* EXERCISE DETAILS
Extract each line where the string "plot" shows up.

* SUPPLIED RECORDS
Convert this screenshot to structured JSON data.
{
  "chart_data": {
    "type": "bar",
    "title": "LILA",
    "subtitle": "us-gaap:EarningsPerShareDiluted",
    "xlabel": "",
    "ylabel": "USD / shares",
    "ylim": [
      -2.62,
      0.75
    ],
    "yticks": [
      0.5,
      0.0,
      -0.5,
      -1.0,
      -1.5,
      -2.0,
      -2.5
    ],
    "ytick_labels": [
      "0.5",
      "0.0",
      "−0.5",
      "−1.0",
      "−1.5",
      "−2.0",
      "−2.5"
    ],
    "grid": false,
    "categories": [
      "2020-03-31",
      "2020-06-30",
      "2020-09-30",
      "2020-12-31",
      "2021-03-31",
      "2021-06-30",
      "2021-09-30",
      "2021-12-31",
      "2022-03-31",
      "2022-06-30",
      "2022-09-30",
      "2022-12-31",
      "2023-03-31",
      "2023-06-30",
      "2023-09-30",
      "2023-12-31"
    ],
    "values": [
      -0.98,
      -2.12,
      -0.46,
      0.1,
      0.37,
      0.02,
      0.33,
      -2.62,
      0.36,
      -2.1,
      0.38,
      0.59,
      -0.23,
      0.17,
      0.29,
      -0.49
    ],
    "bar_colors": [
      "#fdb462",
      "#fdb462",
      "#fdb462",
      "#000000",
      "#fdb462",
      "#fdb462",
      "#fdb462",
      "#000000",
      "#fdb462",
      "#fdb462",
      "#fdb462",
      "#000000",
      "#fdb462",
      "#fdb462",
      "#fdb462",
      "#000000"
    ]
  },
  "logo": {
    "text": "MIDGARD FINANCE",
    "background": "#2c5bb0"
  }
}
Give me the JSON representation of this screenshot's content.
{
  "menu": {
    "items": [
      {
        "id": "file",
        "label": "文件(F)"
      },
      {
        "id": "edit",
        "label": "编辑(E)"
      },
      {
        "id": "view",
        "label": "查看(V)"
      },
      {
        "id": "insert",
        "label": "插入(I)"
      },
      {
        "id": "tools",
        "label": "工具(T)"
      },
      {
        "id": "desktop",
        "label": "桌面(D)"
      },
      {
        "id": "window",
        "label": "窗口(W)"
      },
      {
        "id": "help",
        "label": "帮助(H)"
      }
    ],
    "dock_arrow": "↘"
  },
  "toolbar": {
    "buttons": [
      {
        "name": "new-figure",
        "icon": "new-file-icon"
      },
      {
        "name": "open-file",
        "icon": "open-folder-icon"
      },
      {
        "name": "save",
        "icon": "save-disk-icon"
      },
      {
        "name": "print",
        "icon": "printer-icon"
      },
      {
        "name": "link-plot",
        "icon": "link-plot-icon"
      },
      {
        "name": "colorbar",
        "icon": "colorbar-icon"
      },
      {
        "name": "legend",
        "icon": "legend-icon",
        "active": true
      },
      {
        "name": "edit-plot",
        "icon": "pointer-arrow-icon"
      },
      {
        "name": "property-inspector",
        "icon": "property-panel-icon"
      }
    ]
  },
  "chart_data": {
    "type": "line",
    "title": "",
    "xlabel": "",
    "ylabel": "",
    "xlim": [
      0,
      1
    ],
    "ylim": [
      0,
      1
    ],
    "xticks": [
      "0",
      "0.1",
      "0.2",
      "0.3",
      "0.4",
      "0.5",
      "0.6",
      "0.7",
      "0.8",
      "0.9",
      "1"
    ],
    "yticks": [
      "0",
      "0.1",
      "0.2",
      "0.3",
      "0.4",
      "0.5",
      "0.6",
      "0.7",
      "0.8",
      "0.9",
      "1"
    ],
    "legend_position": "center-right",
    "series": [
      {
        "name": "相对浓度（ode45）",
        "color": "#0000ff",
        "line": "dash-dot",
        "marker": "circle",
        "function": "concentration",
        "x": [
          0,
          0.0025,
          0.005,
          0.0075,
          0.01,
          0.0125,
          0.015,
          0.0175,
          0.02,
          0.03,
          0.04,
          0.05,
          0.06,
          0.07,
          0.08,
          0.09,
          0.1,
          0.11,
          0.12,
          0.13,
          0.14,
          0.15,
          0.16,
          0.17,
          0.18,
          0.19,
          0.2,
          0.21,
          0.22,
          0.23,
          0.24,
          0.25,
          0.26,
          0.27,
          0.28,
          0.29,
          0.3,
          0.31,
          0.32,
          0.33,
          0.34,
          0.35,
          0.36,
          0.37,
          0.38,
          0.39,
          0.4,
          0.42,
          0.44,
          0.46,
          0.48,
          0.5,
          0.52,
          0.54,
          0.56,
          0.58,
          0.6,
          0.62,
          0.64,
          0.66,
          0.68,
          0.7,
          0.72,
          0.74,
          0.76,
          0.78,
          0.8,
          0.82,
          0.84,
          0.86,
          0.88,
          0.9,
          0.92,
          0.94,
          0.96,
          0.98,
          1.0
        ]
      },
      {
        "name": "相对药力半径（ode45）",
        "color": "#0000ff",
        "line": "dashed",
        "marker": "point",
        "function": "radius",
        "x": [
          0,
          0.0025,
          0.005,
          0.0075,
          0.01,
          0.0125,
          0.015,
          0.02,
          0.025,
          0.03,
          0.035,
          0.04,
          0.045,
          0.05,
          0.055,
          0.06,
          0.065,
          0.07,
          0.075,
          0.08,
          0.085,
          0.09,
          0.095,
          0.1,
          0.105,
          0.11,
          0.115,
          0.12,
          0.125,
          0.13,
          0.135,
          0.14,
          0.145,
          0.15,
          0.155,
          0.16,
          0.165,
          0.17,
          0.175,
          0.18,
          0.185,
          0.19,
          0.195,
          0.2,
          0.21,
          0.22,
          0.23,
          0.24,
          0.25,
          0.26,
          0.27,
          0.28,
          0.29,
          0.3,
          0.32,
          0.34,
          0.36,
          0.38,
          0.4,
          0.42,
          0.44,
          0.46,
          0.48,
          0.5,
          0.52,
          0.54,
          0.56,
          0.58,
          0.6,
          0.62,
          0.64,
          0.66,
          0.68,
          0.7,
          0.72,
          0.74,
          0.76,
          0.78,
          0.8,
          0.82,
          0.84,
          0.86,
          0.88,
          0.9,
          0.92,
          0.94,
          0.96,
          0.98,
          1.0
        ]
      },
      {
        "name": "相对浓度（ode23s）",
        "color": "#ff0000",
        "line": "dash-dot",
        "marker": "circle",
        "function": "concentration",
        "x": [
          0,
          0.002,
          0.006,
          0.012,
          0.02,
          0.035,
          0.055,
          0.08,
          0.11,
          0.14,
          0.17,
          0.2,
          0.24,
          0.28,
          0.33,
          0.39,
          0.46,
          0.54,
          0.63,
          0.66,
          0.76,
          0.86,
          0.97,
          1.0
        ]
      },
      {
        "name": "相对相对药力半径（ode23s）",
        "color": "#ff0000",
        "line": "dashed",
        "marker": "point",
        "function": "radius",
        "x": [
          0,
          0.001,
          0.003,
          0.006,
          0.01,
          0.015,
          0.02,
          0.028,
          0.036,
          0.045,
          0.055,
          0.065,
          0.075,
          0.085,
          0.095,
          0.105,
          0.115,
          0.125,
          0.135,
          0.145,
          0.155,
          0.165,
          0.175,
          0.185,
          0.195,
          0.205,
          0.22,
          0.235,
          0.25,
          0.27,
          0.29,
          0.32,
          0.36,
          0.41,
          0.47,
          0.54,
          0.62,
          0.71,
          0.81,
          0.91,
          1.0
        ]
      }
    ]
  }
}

* OUTPUT FOR THIS EXERCISE
        "name": "link-plot",
        "icon": "link-plot-icon"
        "name": "edit-plot",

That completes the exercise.